## Dataset excerpts
----
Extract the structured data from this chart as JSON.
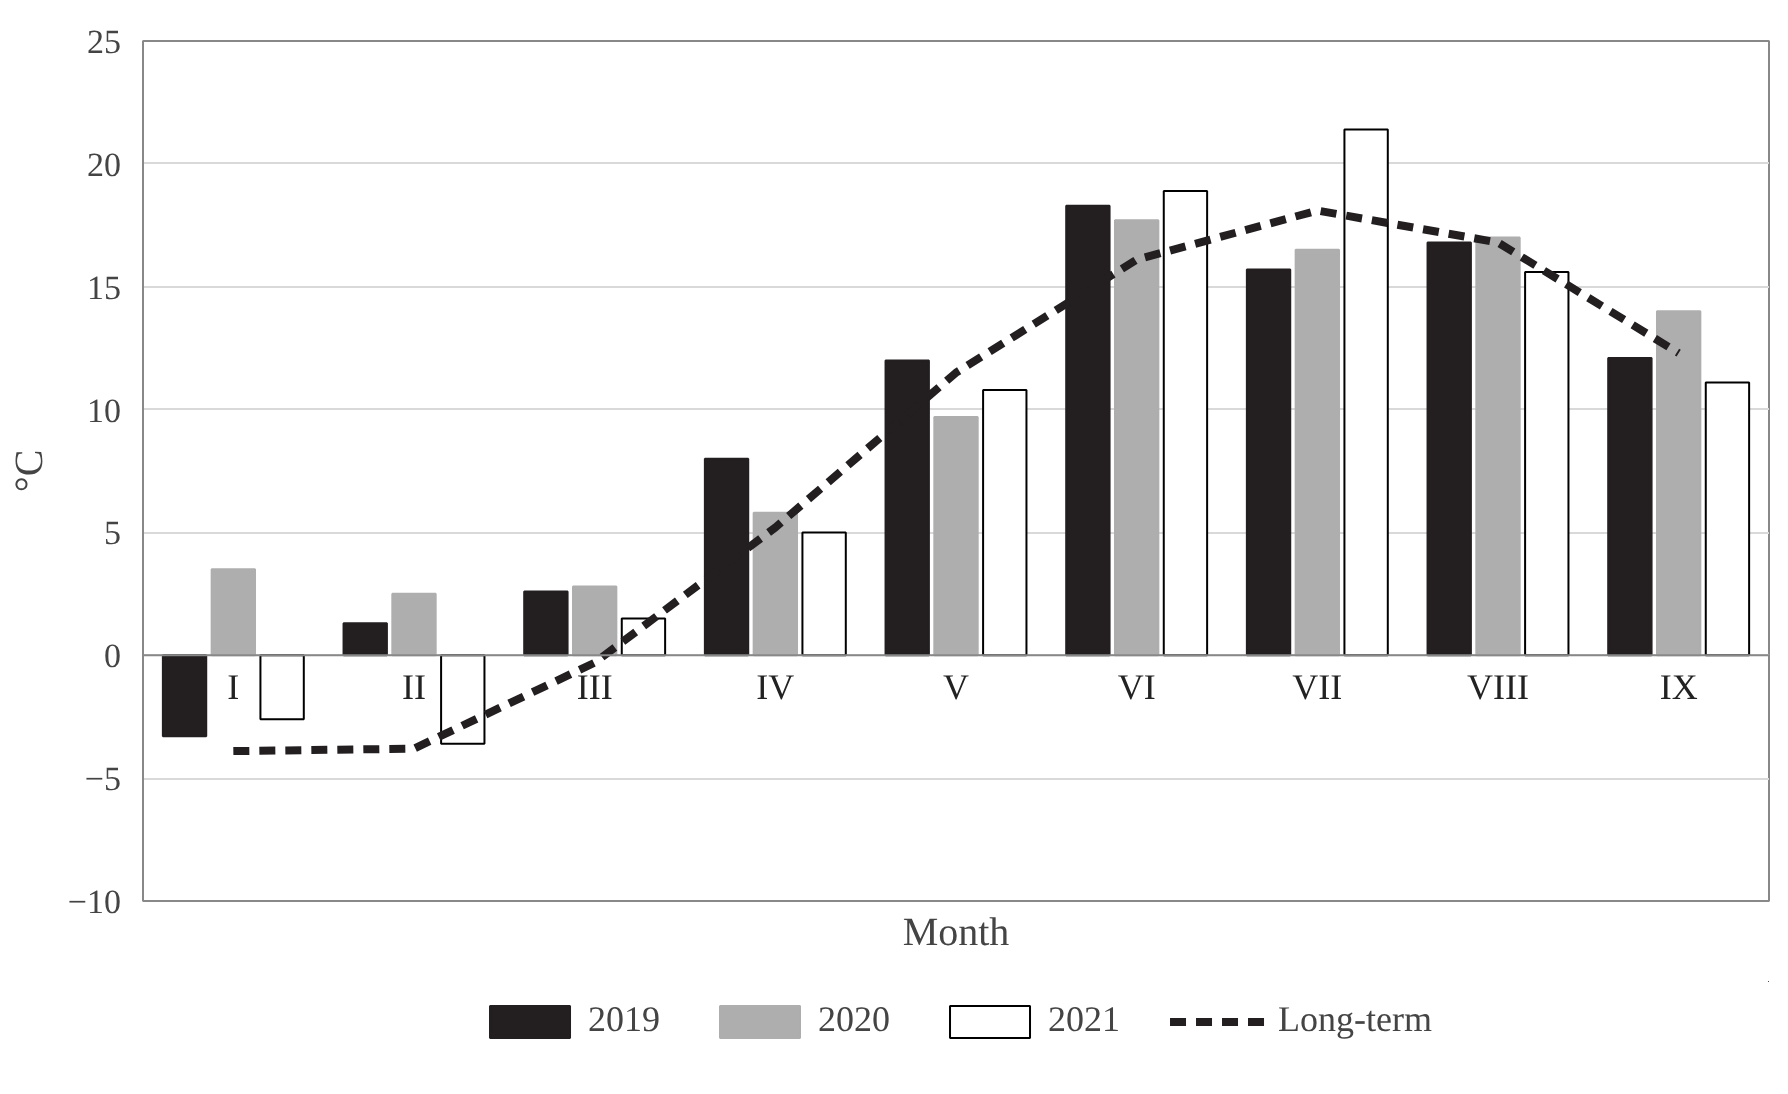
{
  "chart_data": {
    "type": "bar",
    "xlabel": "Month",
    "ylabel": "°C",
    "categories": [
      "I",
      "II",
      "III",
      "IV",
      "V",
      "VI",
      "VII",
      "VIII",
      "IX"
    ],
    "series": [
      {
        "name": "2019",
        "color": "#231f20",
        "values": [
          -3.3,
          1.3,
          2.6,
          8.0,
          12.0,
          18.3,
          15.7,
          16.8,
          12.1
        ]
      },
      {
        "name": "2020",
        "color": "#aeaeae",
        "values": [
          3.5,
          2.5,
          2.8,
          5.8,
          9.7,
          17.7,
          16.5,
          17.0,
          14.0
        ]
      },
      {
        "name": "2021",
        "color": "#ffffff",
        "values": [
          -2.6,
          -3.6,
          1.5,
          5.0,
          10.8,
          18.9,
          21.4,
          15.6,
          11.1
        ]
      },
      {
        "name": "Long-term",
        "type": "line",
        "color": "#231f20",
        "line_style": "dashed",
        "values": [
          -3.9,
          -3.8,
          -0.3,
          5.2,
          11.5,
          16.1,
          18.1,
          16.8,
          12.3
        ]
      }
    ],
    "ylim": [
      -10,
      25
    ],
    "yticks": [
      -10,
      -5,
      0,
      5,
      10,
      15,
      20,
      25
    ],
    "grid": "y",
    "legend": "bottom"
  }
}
----
Return the listing above in full and without alteration, excluding its pictures.

## Reply
Extract the structured data from this chart as JSON.
{
  "chart_data": {
    "type": "bar",
    "xlabel": "Month",
    "ylabel": "°C",
    "categories": [
      "I",
      "II",
      "III",
      "IV",
      "V",
      "VI",
      "VII",
      "VIII",
      "IX"
    ],
    "series": [
      {
        "name": "2019",
        "color": "#231f20",
        "values": [
          -3.3,
          1.3,
          2.6,
          8.0,
          12.0,
          18.3,
          15.7,
          16.8,
          12.1
        ]
      },
      {
        "name": "2020",
        "color": "#aeaeae",
        "values": [
          3.5,
          2.5,
          2.8,
          5.8,
          9.7,
          17.7,
          16.5,
          17.0,
          14.0
        ]
      },
      {
        "name": "2021",
        "color": "#ffffff",
        "values": [
          -2.6,
          -3.6,
          1.5,
          5.0,
          10.8,
          18.9,
          21.4,
          15.6,
          11.1
        ]
      },
      {
        "name": "Long-term",
        "type": "line",
        "color": "#231f20",
        "line_style": "dashed",
        "values": [
          -3.9,
          -3.8,
          -0.3,
          5.2,
          11.5,
          16.1,
          18.1,
          16.8,
          12.3
        ]
      }
    ],
    "ylim": [
      -10,
      25
    ],
    "yticks": [
      -10,
      -5,
      0,
      5,
      10,
      15,
      20,
      25
    ],
    "grid": "y",
    "legend": "bottom"
  }
}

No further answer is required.